Es importante destacar que, aunque en una novela puedan existir varios conflictos, aunque su enfoque sea diverso atendiendo al protagonista sobre el que están focalizados, todos ellos deben apuntar hacia un único tema. Veamos un ejemplo sencillo: imaginad un triángulo amoroso. Un marido es infiel a su mujer. Para la esposa, el conflicto es la traición del marido. Para el marido, la necesidad de elegir entre la mujer y la amante. Y para la amante, el deseo de que abandone de un modo definitivo a su mujer o no esté lo suficientemente comprometido con ella. Tres conflictos distintos orbitando alrededor del mismo tema.

Es cierto que, a veces, dentro de una novela pueden existir varios temas. En este caso es necesario establecer una relación clara de preeminencia entre ellos, ¿cuál es el principal?, ¿cuál o cuáles son los secundarios? Es decir, que si el tema principal de La muerte en Venecia es la aceptación de su propia debilidad por parte de Aschenbach, no es menos cierto que, paralelamente, Mann refleja una Venecia decadente, sucia, hipócrita (una metáfora del «hundimiento» de la cultura occidental, de los valores que representa, y que, a su vez, están reflejados en la personalidad de Aschenbach): símil de una Europa prebélica, caduca, anquilosada y gris. El propio Aschenbach, admirador de Hölderlin y Goethe, se identifica con esta Europa, que se enfrenta a la amenaza del instinto. Pero queda claro que el tema principal (y su correspondiente conflicto) reside en la búsqueda de la belleza platónica representada por el joven Tadzio, y que este otro, la inutilidad de la cultura occidental ante el instinto, queda subordinado al primero.


Urgencia.

::::::::

● En qué consiste:
Por favor, continúa el fragmento sobre el tema y los conflictos en la novela a partir de su última línea.

::::::::

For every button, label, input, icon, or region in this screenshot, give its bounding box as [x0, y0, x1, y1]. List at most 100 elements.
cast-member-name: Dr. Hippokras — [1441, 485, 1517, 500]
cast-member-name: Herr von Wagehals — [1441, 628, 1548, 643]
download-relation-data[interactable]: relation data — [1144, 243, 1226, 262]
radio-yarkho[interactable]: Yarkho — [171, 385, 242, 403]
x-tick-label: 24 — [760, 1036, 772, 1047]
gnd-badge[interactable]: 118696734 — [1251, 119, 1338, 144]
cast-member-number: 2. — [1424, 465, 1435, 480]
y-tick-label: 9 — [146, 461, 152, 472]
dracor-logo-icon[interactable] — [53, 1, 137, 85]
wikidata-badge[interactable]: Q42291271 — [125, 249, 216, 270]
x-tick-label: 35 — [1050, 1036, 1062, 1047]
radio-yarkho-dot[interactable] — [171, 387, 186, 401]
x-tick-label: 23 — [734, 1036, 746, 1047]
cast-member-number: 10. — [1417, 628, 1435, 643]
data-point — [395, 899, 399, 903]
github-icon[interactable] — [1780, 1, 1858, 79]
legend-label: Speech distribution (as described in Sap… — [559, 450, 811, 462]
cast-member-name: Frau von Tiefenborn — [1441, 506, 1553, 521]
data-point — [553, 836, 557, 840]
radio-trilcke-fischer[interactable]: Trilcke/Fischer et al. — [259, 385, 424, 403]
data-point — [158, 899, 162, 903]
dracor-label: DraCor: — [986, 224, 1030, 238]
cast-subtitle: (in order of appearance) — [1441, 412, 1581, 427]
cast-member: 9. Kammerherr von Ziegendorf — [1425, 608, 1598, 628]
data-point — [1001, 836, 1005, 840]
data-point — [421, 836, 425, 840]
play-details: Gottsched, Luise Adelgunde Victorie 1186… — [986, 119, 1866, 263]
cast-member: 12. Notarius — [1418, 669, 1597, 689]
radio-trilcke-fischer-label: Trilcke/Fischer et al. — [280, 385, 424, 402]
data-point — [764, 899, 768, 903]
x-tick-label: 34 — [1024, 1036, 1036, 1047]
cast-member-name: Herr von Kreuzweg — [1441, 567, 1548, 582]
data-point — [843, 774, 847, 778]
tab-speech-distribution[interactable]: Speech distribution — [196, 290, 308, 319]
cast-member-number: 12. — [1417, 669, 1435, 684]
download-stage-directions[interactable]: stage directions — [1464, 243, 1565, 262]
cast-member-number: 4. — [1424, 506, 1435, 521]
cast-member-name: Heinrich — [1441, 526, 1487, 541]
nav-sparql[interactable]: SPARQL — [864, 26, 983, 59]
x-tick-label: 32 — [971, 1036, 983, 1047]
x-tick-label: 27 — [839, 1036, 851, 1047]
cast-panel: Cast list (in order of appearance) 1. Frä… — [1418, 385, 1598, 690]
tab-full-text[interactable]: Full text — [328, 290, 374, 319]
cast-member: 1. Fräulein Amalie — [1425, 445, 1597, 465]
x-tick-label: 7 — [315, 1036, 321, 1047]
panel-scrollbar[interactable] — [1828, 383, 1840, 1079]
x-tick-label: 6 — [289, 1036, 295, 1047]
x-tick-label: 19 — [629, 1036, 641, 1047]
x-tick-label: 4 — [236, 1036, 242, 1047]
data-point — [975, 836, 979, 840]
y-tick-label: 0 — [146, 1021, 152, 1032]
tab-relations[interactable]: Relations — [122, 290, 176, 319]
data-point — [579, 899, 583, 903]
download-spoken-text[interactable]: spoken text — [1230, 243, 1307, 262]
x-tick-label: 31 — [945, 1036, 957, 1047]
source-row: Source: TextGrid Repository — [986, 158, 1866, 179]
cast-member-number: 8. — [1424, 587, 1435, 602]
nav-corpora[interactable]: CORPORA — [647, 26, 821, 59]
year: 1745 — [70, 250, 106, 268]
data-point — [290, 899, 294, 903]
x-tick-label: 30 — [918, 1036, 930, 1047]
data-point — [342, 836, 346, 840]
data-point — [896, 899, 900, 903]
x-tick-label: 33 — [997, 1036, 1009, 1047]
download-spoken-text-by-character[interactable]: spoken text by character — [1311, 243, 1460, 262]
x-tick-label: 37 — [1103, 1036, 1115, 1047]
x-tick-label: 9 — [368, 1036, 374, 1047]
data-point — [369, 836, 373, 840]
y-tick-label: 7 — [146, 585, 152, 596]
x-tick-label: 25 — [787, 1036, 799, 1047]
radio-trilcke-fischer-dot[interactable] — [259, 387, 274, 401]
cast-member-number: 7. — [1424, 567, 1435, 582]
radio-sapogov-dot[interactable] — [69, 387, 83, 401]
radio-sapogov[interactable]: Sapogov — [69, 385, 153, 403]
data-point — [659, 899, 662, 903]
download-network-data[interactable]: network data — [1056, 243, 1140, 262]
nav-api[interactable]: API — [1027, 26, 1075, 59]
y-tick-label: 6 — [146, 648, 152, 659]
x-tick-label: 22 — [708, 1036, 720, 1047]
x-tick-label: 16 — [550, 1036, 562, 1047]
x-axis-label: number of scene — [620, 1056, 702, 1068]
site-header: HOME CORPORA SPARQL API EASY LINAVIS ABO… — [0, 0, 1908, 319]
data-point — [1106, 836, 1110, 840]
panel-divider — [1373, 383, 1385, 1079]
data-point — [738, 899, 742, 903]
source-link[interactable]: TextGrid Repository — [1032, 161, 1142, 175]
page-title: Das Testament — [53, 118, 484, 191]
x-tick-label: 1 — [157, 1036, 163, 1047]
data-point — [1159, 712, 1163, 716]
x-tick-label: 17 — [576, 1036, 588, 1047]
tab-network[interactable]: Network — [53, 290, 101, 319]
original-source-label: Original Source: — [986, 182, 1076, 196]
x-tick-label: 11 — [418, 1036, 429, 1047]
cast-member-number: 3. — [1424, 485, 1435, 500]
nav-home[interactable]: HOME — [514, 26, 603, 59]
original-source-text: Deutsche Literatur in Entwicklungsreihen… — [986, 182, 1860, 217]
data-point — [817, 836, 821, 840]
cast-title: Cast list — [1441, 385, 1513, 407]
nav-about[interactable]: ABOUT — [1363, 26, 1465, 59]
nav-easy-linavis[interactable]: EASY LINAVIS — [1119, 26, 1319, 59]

::::::::

● Resultado del ejercicio:
El conflicto que se le plantea al personaje debe ser mostrado cuanto antes. Solo de este modo, en la medida en que el lector entienda que al protagonista le mueve un deseo (o una frustración) y que hay una o varias fuerzas que se le oponen, tendrá la sensación de tener un norte, un referente, una carrera de obstáculos que librar. Identificando el motor de la historia, todo lo que se cuente irá adhiriéndose a la coraza del personaje, dándole entidad, creciendo, engrosándole. Nada será accesorio. Edward A. Wright lo expresa así:

La exposición del conflicto frecuentemente se encuentra a los pocos minutos del comienzo de la obra, en esta parte aprendemos quiénes son los personajes, qué ha sucedido, cuáles son sus objetivos, sus relaciones o sentimientos entre cada uno de ellos, en resumen, el statu quo de su mundo.

De hecho, no es infrecuente, sobre todo en teatro, donde las necesidades de tensión dramática «instantánea» son superiores, que en el primer acto veamos enfrentados a protagonista y antagonista. Ambos sentados en sillas, retados por el otro, dialogando. Estas dos fuerzas, al actuar, generan inmediatamente, de modo recíproco y automático, un conflicto. En El último encuentro, del húngaro Sándor Márai, Henrik y Konrad, dos antiguos amigos, se reencuentran después de cuarenta y un años de separación. Konrad es bosquejado como un soldado con alma de artista, apasionado, noble, capaz de enamorar a la mujer de Henrik. Mientras Henrik es un general aristocrático, aburguesado, sin escrúpulos. Es decir, ambos son personajes opuestos en el ring de la acción dramática, y esto provoca que entre ellos surja, con carácter inmediato, un flujo de conflictividad.

Es decir, en la medida en la que el par de fuerzas antagónicas operen desde el planteamiento de la historia, esta echará a rodar con un fin. La bella y la bestia, por ejemplo, el asesino y su víctima, el padre autoritario y el hijo poeta. Pares de fuerzas irreconciliables, cuanto más asimétricos mejor, que obligan al conflicto a emerger desde las primeras líneas.


Conciencia.

Es importante destacar que la conciencia, por parte del autor, de la existencia de un conflicto es una herramienta de trabajo. La propia Patricia Highsmith, en Suspense, asegura que después de veinte novelas seguía colgando un folio junto a su computadora con una frase que resumiera el conflicto de su historia. De ese modo, cada vez que empezaba a divagar, sabía a dónde debía regresar. O dicho de otro modo, debemos recelar cuando nuestro protagonista transite senderos que no sean los que conducen a la resolución del mismo.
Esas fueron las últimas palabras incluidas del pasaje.